> _WHAT THE TASK REQUIRES_:
Give only the number of lines in the records that include the string "Terminal".

==================================================

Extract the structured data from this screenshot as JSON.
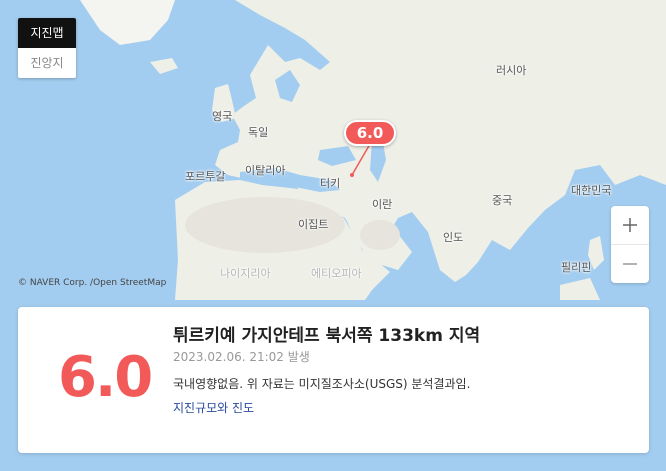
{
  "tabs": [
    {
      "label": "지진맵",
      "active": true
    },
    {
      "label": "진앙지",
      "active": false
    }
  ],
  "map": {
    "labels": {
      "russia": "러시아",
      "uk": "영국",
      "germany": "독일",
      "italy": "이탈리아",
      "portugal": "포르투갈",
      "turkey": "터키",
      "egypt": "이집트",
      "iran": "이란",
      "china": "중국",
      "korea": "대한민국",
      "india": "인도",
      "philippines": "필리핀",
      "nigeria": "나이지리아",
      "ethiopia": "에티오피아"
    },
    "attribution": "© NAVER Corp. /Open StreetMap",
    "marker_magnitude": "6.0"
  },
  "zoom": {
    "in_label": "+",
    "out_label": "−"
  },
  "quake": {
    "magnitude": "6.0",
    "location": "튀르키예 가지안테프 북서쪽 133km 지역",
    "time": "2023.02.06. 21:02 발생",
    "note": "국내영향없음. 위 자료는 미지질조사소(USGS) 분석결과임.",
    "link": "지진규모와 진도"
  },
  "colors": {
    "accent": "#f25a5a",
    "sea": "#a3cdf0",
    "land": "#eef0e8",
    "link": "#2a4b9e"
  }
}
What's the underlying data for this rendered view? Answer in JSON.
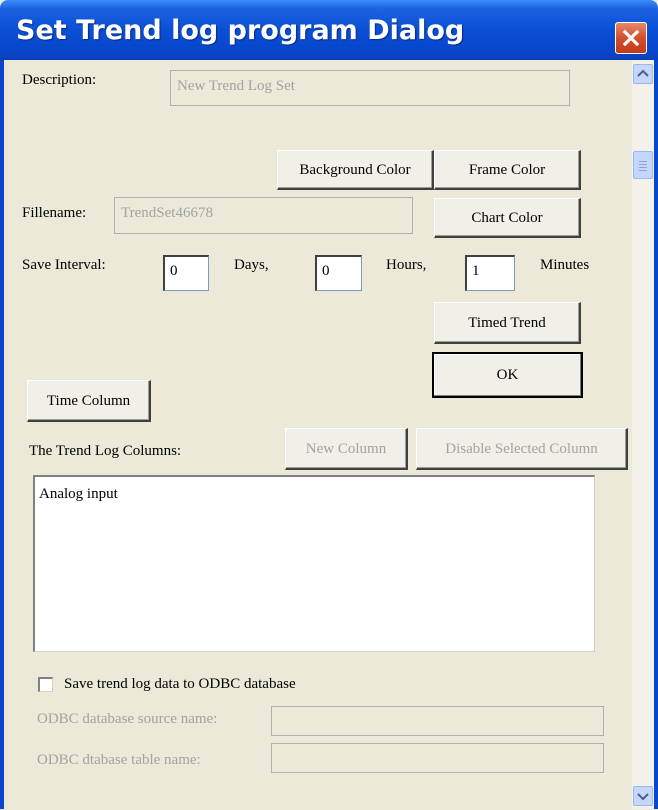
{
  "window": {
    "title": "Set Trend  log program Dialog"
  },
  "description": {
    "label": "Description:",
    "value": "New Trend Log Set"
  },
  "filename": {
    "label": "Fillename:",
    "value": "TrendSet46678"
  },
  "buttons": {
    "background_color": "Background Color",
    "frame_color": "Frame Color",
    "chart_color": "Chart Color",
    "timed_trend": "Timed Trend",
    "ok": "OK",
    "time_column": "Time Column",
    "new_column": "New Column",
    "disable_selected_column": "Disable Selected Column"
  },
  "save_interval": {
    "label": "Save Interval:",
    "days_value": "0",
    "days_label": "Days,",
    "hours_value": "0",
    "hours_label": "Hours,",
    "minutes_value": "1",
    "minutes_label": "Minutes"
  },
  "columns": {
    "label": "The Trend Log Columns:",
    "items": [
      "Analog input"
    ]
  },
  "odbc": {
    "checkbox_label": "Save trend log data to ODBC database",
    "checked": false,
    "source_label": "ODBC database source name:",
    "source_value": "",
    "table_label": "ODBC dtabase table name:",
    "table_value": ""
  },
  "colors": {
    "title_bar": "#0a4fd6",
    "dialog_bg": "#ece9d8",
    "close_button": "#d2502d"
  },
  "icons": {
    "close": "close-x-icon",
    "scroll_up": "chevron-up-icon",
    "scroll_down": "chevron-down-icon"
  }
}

==================================================

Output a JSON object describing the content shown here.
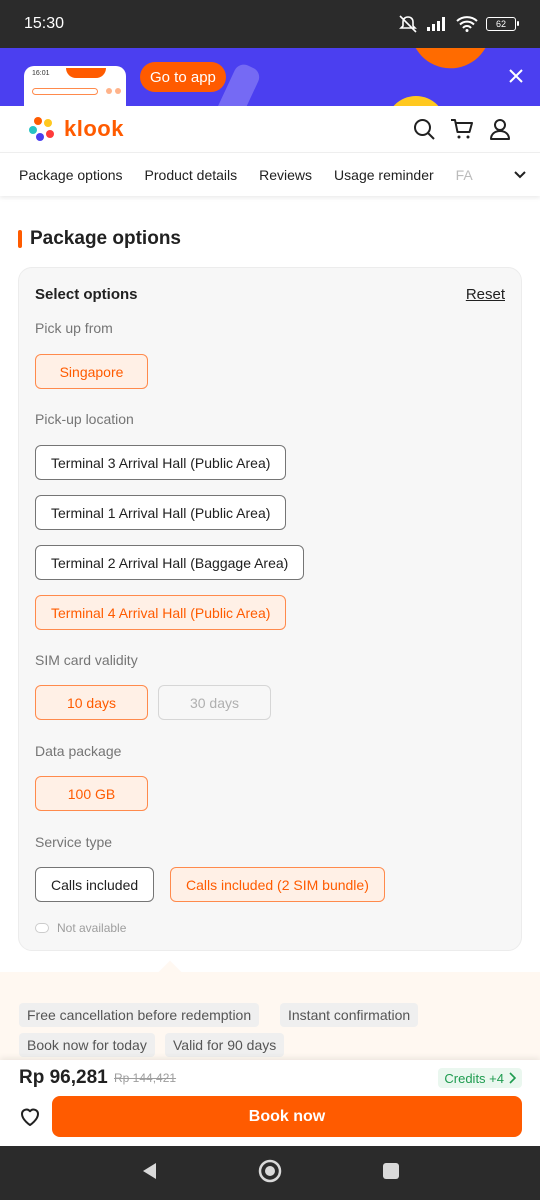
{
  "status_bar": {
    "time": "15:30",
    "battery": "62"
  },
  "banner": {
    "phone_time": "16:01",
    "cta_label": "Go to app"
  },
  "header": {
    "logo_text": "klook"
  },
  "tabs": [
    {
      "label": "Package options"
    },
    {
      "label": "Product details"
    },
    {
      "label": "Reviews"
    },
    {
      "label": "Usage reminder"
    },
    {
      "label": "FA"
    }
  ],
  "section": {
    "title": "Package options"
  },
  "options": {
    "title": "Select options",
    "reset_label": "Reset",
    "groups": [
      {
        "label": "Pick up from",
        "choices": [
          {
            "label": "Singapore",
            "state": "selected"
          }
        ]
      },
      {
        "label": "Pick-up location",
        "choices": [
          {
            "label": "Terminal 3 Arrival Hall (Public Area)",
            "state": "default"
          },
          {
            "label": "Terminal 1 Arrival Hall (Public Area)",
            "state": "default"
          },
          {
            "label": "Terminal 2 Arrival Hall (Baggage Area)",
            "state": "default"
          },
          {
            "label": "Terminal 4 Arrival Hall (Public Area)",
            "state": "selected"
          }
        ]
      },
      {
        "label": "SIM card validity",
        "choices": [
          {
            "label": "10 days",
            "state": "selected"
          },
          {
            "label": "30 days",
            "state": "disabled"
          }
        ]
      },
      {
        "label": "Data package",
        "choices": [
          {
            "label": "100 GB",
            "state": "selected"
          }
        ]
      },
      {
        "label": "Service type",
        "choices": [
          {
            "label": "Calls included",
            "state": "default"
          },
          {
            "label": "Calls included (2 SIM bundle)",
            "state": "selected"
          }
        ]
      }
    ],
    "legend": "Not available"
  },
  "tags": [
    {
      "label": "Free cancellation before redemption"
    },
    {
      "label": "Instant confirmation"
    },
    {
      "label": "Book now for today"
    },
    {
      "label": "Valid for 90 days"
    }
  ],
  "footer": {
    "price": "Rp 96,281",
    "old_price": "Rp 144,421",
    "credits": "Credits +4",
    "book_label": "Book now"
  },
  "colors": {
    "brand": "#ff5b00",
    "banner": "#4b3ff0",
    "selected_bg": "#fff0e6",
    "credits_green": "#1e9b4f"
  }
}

==================================================

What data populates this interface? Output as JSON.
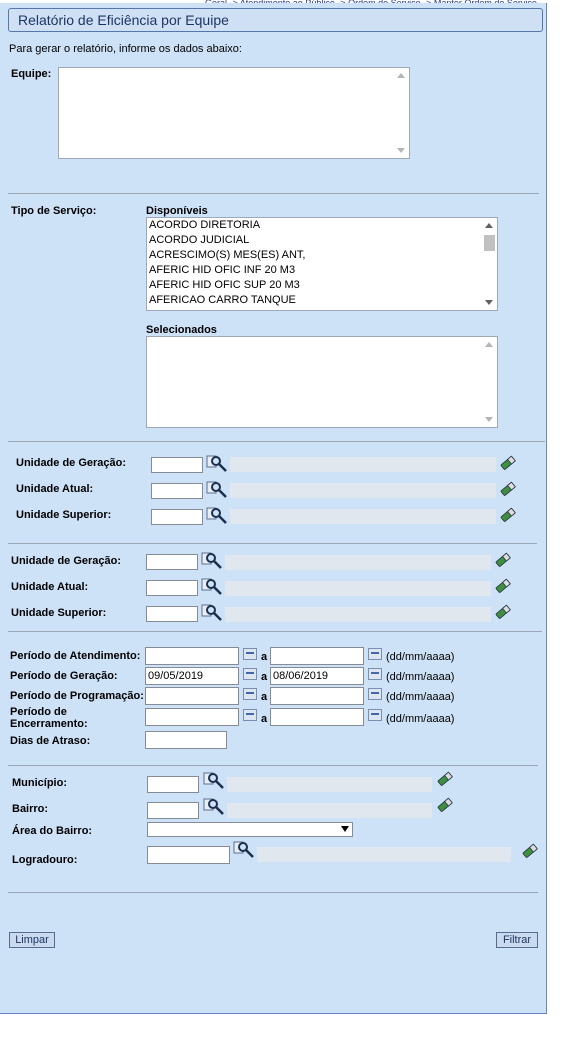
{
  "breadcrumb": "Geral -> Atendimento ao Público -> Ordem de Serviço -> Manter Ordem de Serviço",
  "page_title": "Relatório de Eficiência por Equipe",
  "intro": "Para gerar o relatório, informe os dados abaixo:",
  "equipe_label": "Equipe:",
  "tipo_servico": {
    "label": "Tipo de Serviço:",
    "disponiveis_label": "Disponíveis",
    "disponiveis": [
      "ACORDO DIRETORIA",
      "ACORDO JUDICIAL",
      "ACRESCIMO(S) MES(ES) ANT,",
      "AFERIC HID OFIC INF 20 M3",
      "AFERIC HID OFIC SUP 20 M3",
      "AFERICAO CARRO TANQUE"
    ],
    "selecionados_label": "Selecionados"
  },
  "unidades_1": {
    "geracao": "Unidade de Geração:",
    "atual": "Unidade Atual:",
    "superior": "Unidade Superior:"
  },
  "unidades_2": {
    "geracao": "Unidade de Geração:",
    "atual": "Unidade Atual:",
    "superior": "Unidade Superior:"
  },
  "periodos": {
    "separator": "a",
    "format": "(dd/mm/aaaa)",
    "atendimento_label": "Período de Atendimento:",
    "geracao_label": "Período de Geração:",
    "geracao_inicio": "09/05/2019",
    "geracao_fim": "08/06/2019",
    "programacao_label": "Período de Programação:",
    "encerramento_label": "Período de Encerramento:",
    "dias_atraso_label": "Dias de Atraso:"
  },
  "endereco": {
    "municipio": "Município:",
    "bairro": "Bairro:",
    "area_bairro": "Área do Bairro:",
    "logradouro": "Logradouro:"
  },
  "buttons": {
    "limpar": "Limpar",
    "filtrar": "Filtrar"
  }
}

==================================================

> _EXERCISE RESPONSE_:
4